◆ SOURCE DATA:
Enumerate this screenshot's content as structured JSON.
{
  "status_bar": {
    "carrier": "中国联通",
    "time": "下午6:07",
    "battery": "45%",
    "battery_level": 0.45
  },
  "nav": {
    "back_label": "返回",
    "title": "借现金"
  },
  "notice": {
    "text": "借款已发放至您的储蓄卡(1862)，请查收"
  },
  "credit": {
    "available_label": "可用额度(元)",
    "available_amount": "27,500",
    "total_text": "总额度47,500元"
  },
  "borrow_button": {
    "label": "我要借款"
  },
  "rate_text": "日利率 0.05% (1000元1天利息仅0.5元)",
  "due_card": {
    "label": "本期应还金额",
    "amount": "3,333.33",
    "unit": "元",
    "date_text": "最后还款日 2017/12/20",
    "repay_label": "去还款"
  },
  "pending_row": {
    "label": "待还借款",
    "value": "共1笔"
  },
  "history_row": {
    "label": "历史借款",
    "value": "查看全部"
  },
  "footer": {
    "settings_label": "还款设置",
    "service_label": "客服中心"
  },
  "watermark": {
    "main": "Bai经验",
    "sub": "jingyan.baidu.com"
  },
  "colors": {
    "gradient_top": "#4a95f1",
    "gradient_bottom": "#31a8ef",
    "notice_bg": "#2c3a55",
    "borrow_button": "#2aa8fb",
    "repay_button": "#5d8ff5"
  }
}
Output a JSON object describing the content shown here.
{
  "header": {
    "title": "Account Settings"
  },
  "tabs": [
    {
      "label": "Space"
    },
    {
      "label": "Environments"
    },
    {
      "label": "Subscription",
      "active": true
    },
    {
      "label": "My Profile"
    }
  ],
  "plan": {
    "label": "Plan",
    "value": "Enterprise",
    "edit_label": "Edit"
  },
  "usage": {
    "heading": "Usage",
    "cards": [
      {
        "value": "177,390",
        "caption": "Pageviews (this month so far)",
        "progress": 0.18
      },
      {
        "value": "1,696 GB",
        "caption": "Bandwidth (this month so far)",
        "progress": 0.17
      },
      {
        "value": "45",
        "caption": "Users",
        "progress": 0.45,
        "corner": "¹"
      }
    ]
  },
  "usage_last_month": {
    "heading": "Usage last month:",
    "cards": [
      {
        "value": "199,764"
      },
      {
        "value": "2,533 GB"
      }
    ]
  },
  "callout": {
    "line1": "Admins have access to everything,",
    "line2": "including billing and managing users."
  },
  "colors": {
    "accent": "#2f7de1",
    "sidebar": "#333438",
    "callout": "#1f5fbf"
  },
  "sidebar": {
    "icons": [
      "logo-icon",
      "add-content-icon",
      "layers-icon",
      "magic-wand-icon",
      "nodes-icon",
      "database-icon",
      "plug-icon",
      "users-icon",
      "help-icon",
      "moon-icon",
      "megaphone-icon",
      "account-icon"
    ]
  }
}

◆ WHAT TO PRODUCE: Copy every line of the records above that holds the word "progress".

◆ SOLUTION FOR THIS PROBLEM:
        "progress": 0.18
        "progress": 0.17
        "progress": 0.45,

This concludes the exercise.